[Given records]
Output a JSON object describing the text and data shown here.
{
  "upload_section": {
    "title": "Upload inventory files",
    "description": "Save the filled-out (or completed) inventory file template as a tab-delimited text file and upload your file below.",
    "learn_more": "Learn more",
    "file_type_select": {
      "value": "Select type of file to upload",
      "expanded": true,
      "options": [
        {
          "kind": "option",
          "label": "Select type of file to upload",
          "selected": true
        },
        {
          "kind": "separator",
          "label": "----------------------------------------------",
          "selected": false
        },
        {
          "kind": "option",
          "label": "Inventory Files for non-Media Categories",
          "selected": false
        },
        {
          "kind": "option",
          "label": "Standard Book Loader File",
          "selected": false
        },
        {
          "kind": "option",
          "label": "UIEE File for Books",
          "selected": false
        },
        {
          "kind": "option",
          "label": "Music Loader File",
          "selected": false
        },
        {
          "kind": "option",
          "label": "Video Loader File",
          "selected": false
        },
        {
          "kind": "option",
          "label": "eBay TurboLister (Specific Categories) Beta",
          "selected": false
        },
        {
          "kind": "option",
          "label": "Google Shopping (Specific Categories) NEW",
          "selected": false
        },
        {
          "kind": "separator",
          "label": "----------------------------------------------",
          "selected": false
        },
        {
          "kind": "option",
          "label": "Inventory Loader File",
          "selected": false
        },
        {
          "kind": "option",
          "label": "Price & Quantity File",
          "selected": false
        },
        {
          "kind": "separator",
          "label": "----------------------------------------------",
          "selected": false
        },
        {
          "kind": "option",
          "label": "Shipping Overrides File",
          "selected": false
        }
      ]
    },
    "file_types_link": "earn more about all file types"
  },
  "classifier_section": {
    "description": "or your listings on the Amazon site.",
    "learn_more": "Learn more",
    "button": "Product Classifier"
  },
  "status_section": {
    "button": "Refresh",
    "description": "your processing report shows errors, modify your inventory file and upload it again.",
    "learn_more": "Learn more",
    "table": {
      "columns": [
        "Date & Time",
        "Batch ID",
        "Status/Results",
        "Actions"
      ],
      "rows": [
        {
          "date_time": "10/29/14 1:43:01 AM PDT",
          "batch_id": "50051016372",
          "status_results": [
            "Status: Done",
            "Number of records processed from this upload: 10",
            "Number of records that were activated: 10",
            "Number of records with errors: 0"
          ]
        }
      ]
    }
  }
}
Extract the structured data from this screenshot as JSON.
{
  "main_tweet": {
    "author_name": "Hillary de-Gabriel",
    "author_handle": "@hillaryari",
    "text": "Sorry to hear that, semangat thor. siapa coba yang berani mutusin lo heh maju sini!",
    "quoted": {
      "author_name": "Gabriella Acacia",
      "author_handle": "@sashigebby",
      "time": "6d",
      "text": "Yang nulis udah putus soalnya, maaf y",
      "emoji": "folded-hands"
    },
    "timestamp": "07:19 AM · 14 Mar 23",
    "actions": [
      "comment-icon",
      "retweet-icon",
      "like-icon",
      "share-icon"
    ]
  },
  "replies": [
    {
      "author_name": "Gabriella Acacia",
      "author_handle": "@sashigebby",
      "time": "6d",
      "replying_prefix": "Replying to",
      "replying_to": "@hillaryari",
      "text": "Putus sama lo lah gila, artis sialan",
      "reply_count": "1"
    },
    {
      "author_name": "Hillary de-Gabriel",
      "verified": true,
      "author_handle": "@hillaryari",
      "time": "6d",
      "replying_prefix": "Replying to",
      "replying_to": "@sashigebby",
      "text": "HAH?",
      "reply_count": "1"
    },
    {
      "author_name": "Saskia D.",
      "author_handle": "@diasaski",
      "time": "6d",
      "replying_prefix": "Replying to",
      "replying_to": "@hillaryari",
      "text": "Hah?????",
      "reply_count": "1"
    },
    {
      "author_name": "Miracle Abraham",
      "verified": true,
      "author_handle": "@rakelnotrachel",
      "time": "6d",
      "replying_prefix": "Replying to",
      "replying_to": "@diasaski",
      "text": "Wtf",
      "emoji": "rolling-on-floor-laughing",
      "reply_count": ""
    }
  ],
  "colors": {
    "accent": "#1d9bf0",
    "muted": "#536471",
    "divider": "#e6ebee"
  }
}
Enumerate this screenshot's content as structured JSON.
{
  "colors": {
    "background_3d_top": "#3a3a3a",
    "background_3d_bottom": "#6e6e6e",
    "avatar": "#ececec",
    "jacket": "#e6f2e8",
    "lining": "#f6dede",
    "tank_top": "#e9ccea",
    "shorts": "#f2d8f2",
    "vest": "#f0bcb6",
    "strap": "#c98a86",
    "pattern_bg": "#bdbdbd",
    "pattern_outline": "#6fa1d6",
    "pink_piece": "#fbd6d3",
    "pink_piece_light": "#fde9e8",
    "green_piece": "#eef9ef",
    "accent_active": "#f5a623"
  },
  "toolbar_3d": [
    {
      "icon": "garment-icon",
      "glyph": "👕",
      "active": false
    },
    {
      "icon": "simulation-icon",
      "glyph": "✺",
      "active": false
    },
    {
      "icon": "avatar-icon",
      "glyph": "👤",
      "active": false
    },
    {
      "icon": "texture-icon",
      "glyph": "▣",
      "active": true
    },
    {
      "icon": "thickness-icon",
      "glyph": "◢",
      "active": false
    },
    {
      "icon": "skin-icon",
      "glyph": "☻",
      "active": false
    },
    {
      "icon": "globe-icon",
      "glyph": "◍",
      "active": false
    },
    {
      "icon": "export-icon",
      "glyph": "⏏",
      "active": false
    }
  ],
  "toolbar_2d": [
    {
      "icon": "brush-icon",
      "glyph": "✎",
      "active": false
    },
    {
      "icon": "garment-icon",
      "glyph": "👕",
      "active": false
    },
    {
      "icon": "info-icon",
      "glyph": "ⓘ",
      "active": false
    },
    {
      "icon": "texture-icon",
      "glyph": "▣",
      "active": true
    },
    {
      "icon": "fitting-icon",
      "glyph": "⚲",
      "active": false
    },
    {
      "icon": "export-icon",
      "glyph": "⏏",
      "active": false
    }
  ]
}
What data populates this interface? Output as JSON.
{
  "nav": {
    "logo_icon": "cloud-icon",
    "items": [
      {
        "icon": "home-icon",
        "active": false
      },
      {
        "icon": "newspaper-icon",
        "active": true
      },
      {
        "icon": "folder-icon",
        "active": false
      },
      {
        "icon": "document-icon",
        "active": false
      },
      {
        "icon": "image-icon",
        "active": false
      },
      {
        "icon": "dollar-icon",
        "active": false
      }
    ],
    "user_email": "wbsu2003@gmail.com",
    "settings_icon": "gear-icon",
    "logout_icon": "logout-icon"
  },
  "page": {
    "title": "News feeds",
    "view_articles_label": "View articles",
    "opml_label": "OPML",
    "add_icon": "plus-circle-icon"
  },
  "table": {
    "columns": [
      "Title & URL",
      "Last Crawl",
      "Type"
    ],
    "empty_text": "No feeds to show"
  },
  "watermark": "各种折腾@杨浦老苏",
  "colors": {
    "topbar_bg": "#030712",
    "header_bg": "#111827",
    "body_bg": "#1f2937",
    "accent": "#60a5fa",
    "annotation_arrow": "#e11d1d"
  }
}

[Given problem]
Using the entries above, please restate each one word for word.

[Task answer]
Output a JSON object describing the text and data shown here.
{
  "upload_section": {
    "title": "Upload inventory files",
    "description": "Save the filled-out (or completed) inventory file template as a tab-delimited text file and upload your file below.",
    "learn_more": "Learn more",
    "file_type_select": {
      "value": "Select type of file to upload",
      "expanded": true,
      "options": [
        {
          "kind": "option",
          "label": "Select type of file to upload",
          "selected": true
        },
        {
          "kind": "separator",
          "label": "----------------------------------------------",
          "selected": false
        },
        {
          "kind": "option",
          "label": "Inventory Files for non-Media Categories",
          "selected": false
        },
        {
          "kind": "option",
          "label": "Standard Book Loader File",
          "selected": false
        },
        {
          "kind": "option",
          "label": "UIEE File for Books",
          "selected": false
        },
        {
          "kind": "option",
          "label": "Music Loader File",
          "selected": false
        },
        {
          "kind": "option",
          "label": "Video Loader File",
          "selected": false
        },
        {
          "kind": "option",
          "label": "eBay TurboLister (Specific Categories) Beta",
          "selected": false
        },
        {
          "kind": "option",
          "label": "Google Shopping (Specific Categories) NEW",
          "selected": false
        },
        {
          "kind": "separator",
          "label": "----------------------------------------------",
          "selected": false
        },
        {
          "kind": "option",
          "label": "Inventory Loader File",
          "selected": false
        },
        {
          "kind": "option",
          "label": "Price & Quantity File",
          "selected": false
        },
        {
          "kind": "separator",
          "label": "----------------------------------------------",
          "selected": false
        },
        {
          "kind": "option",
          "label": "Shipping Overrides File",
          "selected": false
        }
      ]
    },
    "file_types_link": "earn more about all file types"
  },
  "classifier_section": {
    "description": "or your listings on the Amazon site.",
    "learn_more": "Learn more",
    "button": "Product Classifier"
  },
  "status_section": {
    "button": "Refresh",
    "description": "your processing report shows errors, modify your inventory file and upload it again.",
    "learn_more": "Learn more",
    "table": {
      "columns": [
        "Date & Time",
        "Batch ID",
        "Status/Results",
        "Actions"
      ],
      "rows": [
        {
          "date_time": "10/29/14 1:43:01 AM PDT",
          "batch_id": "50051016372",
          "status_results": [
            "Status: Done",
            "Number of records processed from this upload: 10",
            "Number of records that were activated: 10",
            "Number of records with errors: 0"
          ]
        }
      ]
    }
  }
}
Extract the structured data from this screenshot as JSON.
{
  "main_tweet": {
    "author_name": "Hillary de-Gabriel",
    "author_handle": "@hillaryari",
    "text": "Sorry to hear that, semangat thor. siapa coba yang berani mutusin lo heh maju sini!",
    "quoted": {
      "author_name": "Gabriella Acacia",
      "author_handle": "@sashigebby",
      "time": "6d",
      "text": "Yang nulis udah putus soalnya, maaf y",
      "emoji": "folded-hands"
    },
    "timestamp": "07:19 AM · 14 Mar 23",
    "actions": [
      "comment-icon",
      "retweet-icon",
      "like-icon",
      "share-icon"
    ]
  },
  "replies": [
    {
      "author_name": "Gabriella Acacia",
      "author_handle": "@sashigebby",
      "time": "6d",
      "replying_prefix": "Replying to",
      "replying_to": "@hillaryari",
      "text": "Putus sama lo lah gila, artis sialan",
      "reply_count": "1"
    },
    {
      "author_name": "Hillary de-Gabriel",
      "verified": true,
      "author_handle": "@hillaryari",
      "time": "6d",
      "replying_prefix": "Replying to",
      "replying_to": "@sashigebby",
      "text": "HAH?",
      "reply_count": "1"
    },
    {
      "author_name": "Saskia D.",
      "author_handle": "@diasaski",
      "time": "6d",
      "replying_prefix": "Replying to",
      "replying_to": "@hillaryari",
      "text": "Hah?????",
      "reply_count": "1"
    },
    {
      "author_name": "Miracle Abraham",
      "verified": true,
      "author_handle": "@rakelnotrachel",
      "time": "6d",
      "replying_prefix": "Replying to",
      "replying_to": "@diasaski",
      "text": "Wtf",
      "emoji": "rolling-on-floor-laughing",
      "reply_count": ""
    }
  ],
  "colors": {
    "accent": "#1d9bf0",
    "muted": "#536471",
    "divider": "#e6ebee"
  }
}
Enumerate this screenshot's content as structured JSON.
{
  "colors": {
    "background_3d_top": "#3a3a3a",
    "background_3d_bottom": "#6e6e6e",
    "avatar": "#ececec",
    "jacket": "#e6f2e8",
    "lining": "#f6dede",
    "tank_top": "#e9ccea",
    "shorts": "#f2d8f2",
    "vest": "#f0bcb6",
    "strap": "#c98a86",
    "pattern_bg": "#bdbdbd",
    "pattern_outline": "#6fa1d6",
    "pink_piece": "#fbd6d3",
    "pink_piece_light": "#fde9e8",
    "green_piece": "#eef9ef",
    "accent_active": "#f5a623"
  },
  "toolbar_3d": [
    {
      "icon": "garment-icon",
      "glyph": "👕",
      "active": false
    },
    {
      "icon": "simulation-icon",
      "glyph": "✺",
      "active": false
    },
    {
      "icon": "avatar-icon",
      "glyph": "👤",
      "active": false
    },
    {
      "icon": "texture-icon",
      "glyph": "▣",
      "active": true
    },
    {
      "icon": "thickness-icon",
      "glyph": "◢",
      "active": false
    },
    {
      "icon": "skin-icon",
      "glyph": "☻",
      "active": false
    },
    {
      "icon": "globe-icon",
      "glyph": "◍",
      "active": false
    },
    {
      "icon": "export-icon",
      "glyph": "⏏",
      "active": false
    }
  ],
  "toolbar_2d": [
    {
      "icon": "brush-icon",
      "glyph": "✎",
      "active": false
    },
    {
      "icon": "garment-icon",
      "glyph": "👕",
      "active": false
    },
    {
      "icon": "info-icon",
      "glyph": "ⓘ",
      "active": false
    },
    {
      "icon": "texture-icon",
      "glyph": "▣",
      "active": true
    },
    {
      "icon": "fitting-icon",
      "glyph": "⚲",
      "active": false
    },
    {
      "icon": "export-icon",
      "glyph": "⏏",
      "active": false
    }
  ]
}
What data populates this interface? Output as JSON.
{
  "nav": {
    "logo_icon": "cloud-icon",
    "items": [
      {
        "icon": "home-icon",
        "active": false
      },
      {
        "icon": "newspaper-icon",
        "active": true
      },
      {
        "icon": "folder-icon",
        "active": false
      },
      {
        "icon": "document-icon",
        "active": false
      },
      {
        "icon": "image-icon",
        "active": false
      },
      {
        "icon": "dollar-icon",
        "active": false
      }
    ],
    "user_email": "wbsu2003@gmail.com",
    "settings_icon": "gear-icon",
    "logout_icon": "logout-icon"
  },
  "page": {
    "title": "News feeds",
    "view_articles_label": "View articles",
    "opml_label": "OPML",
    "add_icon": "plus-circle-icon"
  },
  "table": {
    "columns": [
      "Title & URL",
      "Last Crawl",
      "Type"
    ],
    "empty_text": "No feeds to show"
  },
  "watermark": "各种折腾@杨浦老苏",
  "colors": {
    "topbar_bg": "#030712",
    "header_bg": "#111827",
    "body_bg": "#1f2937",
    "accent": "#60a5fa",
    "annotation_arrow": "#e11d1d"
  }
}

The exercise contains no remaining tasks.